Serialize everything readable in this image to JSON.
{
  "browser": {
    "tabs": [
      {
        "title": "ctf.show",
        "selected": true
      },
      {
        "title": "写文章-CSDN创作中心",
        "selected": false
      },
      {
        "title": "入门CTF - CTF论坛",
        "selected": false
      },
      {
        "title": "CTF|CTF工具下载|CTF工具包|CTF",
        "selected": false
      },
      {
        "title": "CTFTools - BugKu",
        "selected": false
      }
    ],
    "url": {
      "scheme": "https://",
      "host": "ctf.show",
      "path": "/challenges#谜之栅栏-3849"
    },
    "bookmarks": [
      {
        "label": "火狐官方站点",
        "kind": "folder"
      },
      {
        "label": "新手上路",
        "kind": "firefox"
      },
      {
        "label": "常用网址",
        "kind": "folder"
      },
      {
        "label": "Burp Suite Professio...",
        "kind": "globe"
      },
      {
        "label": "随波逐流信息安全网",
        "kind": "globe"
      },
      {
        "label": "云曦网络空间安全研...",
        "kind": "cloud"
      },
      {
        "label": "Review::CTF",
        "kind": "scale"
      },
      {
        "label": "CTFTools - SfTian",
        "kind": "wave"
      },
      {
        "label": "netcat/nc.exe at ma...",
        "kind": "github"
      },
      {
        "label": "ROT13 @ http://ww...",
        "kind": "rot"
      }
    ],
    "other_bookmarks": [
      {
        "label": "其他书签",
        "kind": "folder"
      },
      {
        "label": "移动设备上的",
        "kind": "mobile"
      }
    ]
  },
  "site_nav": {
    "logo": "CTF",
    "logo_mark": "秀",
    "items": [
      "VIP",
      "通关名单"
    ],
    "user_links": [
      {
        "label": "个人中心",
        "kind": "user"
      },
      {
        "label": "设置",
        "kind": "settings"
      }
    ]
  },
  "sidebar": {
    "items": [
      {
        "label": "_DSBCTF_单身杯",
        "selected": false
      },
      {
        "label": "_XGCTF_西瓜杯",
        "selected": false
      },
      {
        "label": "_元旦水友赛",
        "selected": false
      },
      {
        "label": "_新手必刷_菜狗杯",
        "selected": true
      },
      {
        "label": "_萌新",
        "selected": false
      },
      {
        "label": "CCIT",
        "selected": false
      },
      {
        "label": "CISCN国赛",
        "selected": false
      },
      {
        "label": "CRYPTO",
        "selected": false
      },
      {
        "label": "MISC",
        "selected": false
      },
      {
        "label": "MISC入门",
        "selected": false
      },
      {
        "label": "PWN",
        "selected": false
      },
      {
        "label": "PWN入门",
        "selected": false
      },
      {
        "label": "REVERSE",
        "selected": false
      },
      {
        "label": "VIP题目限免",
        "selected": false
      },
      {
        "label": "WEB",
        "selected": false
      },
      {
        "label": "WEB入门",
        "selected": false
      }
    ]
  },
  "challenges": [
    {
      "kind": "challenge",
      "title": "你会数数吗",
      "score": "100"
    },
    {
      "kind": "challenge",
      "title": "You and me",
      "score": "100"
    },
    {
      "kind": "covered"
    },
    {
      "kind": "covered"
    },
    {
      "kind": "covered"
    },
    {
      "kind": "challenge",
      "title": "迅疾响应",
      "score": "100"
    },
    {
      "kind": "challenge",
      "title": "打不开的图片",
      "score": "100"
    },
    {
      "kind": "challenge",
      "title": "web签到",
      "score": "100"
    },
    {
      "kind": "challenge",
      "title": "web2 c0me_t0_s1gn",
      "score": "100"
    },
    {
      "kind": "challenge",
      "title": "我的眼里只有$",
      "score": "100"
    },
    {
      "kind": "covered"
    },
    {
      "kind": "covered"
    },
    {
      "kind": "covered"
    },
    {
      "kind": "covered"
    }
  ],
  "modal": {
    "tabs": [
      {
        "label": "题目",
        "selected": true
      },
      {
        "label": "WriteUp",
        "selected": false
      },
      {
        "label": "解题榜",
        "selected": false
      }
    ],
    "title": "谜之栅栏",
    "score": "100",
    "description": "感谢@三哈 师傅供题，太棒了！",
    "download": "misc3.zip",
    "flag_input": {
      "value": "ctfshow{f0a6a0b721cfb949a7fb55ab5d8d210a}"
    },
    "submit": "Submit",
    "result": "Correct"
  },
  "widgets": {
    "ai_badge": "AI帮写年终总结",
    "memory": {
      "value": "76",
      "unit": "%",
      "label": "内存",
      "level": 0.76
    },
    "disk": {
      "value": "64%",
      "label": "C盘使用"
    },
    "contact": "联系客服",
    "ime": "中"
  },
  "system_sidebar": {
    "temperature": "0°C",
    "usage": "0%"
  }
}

+-------+

Above are some records. Print them all exactly.

Serialize everything readable in this image to JSON.
{
  "browser": {
    "tabs": [
      {
        "title": "ctf.show",
        "selected": true
      },
      {
        "title": "写文章-CSDN创作中心",
        "selected": false
      },
      {
        "title": "入门CTF - CTF论坛",
        "selected": false
      },
      {
        "title": "CTF|CTF工具下载|CTF工具包|CTF",
        "selected": false
      },
      {
        "title": "CTFTools - BugKu",
        "selected": false
      }
    ],
    "url": {
      "scheme": "https://",
      "host": "ctf.show",
      "path": "/challenges#谜之栅栏-3849"
    },
    "bookmarks": [
      {
        "label": "火狐官方站点",
        "kind": "folder"
      },
      {
        "label": "新手上路",
        "kind": "firefox"
      },
      {
        "label": "常用网址",
        "kind": "folder"
      },
      {
        "label": "Burp Suite Professio...",
        "kind": "globe"
      },
      {
        "label": "随波逐流信息安全网",
        "kind": "globe"
      },
      {
        "label": "云曦网络空间安全研...",
        "kind": "cloud"
      },
      {
        "label": "Review::CTF",
        "kind": "scale"
      },
      {
        "label": "CTFTools - SfTian",
        "kind": "wave"
      },
      {
        "label": "netcat/nc.exe at ma...",
        "kind": "github"
      },
      {
        "label": "ROT13 @ http://ww...",
        "kind": "rot"
      }
    ],
    "other_bookmarks": [
      {
        "label": "其他书签",
        "kind": "folder"
      },
      {
        "label": "移动设备上的",
        "kind": "mobile"
      }
    ]
  },
  "site_nav": {
    "logo": "CTF",
    "logo_mark": "秀",
    "items": [
      "VIP",
      "通关名单"
    ],
    "user_links": [
      {
        "label": "个人中心",
        "kind": "user"
      },
      {
        "label": "设置",
        "kind": "settings"
      }
    ]
  },
  "sidebar": {
    "items": [
      {
        "label": "_DSBCTF_单身杯",
        "selected": false
      },
      {
        "label": "_XGCTF_西瓜杯",
        "selected": false
      },
      {
        "label": "_元旦水友赛",
        "selected": false
      },
      {
        "label": "_新手必刷_菜狗杯",
        "selected": true
      },
      {
        "label": "_萌新",
        "selected": false
      },
      {
        "label": "CCIT",
        "selected": false
      },
      {
        "label": "CISCN国赛",
        "selected": false
      },
      {
        "label": "CRYPTO",
        "selected": false
      },
      {
        "label": "MISC",
        "selected": false
      },
      {
        "label": "MISC入门",
        "selected": false
      },
      {
        "label": "PWN",
        "selected": false
      },
      {
        "label": "PWN入门",
        "selected": false
      },
      {
        "label": "REVERSE",
        "selected": false
      },
      {
        "label": "VIP题目限免",
        "selected": false
      },
      {
        "label": "WEB",
        "selected": false
      },
      {
        "label": "WEB入门",
        "selected": false
      }
    ]
  },
  "challenges": [
    {
      "kind": "challenge",
      "title": "你会数数吗",
      "score": "100"
    },
    {
      "kind": "challenge",
      "title": "You and me",
      "score": "100"
    },
    {
      "kind": "covered"
    },
    {
      "kind": "covered"
    },
    {
      "kind": "covered"
    },
    {
      "kind": "challenge",
      "title": "迅疾响应",
      "score": "100"
    },
    {
      "kind": "challenge",
      "title": "打不开的图片",
      "score": "100"
    },
    {
      "kind": "challenge",
      "title": "web签到",
      "score": "100"
    },
    {
      "kind": "challenge",
      "title": "web2 c0me_t0_s1gn",
      "score": "100"
    },
    {
      "kind": "challenge",
      "title": "我的眼里只有$",
      "score": "100"
    },
    {
      "kind": "covered"
    },
    {
      "kind": "covered"
    },
    {
      "kind": "covered"
    },
    {
      "kind": "covered"
    }
  ],
  "modal": {
    "tabs": [
      {
        "label": "题目",
        "selected": true
      },
      {
        "label": "WriteUp",
        "selected": false
      },
      {
        "label": "解题榜",
        "selected": false
      }
    ],
    "title": "谜之栅栏",
    "score": "100",
    "description": "感谢@三哈 师傅供题，太棒了！",
    "download": "misc3.zip",
    "flag_input": {
      "value": "ctfshow{f0a6a0b721cfb949a7fb55ab5d8d210a}"
    },
    "submit": "Submit",
    "result": "Correct"
  },
  "widgets": {
    "ai_badge": "AI帮写年终总结",
    "memory": {
      "value": "76",
      "unit": "%",
      "label": "内存",
      "level": 0.76
    },
    "disk": {
      "value": "64%",
      "label": "C盘使用"
    },
    "contact": "联系客服",
    "ime": "中"
  },
  "system_sidebar": {
    "temperature": "0°C",
    "usage": "0%"
  }
}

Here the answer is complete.